**Short task:**
Report the number of lines in these entries that contain "hero". Write only the number.

**Information provided:**

⁂

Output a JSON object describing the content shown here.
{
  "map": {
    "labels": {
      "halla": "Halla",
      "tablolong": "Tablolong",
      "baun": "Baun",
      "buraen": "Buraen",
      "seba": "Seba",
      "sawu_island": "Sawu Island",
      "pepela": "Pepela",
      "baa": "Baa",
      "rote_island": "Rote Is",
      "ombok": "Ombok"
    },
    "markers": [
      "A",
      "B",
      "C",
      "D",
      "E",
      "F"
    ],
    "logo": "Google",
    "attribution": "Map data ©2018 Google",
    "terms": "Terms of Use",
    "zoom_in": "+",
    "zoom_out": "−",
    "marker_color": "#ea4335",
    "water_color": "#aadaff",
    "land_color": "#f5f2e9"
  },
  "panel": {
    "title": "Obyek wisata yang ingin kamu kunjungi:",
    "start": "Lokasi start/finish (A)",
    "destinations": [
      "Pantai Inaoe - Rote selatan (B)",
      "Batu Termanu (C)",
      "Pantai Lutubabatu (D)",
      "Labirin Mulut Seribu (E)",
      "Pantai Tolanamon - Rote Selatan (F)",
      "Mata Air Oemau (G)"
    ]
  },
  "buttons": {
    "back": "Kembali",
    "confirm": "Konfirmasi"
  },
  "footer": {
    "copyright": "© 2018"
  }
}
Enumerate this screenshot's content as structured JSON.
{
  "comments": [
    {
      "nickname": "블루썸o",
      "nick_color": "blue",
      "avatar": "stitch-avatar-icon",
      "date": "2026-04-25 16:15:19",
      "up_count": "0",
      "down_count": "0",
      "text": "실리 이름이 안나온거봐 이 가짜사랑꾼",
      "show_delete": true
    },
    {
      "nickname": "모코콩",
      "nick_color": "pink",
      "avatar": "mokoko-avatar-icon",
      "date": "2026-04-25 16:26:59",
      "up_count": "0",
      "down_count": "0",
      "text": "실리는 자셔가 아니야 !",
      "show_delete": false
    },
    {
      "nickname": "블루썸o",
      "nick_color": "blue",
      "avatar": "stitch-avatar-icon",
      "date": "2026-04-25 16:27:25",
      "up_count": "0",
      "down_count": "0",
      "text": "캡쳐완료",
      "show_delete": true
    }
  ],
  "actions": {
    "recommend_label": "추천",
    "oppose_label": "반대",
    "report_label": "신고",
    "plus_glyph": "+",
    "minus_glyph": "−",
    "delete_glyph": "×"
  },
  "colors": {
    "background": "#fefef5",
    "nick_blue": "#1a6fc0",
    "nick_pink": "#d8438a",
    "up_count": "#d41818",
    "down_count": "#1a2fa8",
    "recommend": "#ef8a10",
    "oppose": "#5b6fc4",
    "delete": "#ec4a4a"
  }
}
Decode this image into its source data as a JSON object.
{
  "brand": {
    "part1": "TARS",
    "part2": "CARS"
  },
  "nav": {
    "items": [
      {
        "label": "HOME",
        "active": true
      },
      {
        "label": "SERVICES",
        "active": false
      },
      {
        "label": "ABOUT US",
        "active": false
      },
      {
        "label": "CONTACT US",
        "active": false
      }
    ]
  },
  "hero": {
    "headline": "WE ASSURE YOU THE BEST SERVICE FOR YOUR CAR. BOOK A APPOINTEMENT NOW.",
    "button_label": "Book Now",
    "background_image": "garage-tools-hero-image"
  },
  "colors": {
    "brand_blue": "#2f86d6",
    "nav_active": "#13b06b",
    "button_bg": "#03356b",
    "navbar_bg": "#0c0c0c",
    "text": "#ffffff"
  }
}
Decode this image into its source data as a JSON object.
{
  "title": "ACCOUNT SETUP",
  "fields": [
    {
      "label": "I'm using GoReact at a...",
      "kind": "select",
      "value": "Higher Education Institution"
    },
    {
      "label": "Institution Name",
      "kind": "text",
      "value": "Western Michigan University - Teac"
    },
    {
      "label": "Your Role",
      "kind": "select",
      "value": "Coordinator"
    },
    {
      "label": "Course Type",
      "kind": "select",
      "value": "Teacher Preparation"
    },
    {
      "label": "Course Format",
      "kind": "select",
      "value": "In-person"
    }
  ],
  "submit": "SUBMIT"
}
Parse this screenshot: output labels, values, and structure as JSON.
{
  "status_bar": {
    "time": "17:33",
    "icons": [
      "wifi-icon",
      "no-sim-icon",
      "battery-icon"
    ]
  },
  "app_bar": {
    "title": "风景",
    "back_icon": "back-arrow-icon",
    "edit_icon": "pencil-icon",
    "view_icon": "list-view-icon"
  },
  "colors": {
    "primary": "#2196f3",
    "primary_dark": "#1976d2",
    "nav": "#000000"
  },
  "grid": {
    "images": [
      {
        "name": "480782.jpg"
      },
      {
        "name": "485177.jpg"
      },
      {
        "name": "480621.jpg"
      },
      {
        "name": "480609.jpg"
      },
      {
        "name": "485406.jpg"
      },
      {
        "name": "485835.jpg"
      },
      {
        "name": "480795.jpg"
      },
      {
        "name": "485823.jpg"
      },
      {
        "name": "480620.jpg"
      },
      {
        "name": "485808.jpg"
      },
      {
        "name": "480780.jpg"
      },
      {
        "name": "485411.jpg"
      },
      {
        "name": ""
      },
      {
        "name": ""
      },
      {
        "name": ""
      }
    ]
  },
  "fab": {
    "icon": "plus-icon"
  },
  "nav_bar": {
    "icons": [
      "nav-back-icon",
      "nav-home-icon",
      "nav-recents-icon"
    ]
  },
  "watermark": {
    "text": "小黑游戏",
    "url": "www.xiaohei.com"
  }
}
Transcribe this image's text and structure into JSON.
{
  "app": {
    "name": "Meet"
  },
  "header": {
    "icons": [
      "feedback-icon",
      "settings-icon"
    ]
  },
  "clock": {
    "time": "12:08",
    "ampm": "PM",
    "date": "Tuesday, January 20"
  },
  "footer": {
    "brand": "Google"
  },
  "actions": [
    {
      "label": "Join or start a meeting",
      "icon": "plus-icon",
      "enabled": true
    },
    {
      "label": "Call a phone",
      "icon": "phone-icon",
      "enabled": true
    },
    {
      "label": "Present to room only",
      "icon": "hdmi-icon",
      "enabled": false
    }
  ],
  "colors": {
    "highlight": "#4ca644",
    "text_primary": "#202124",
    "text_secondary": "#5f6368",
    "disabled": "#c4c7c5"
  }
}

⁂

**Problem solution:**
2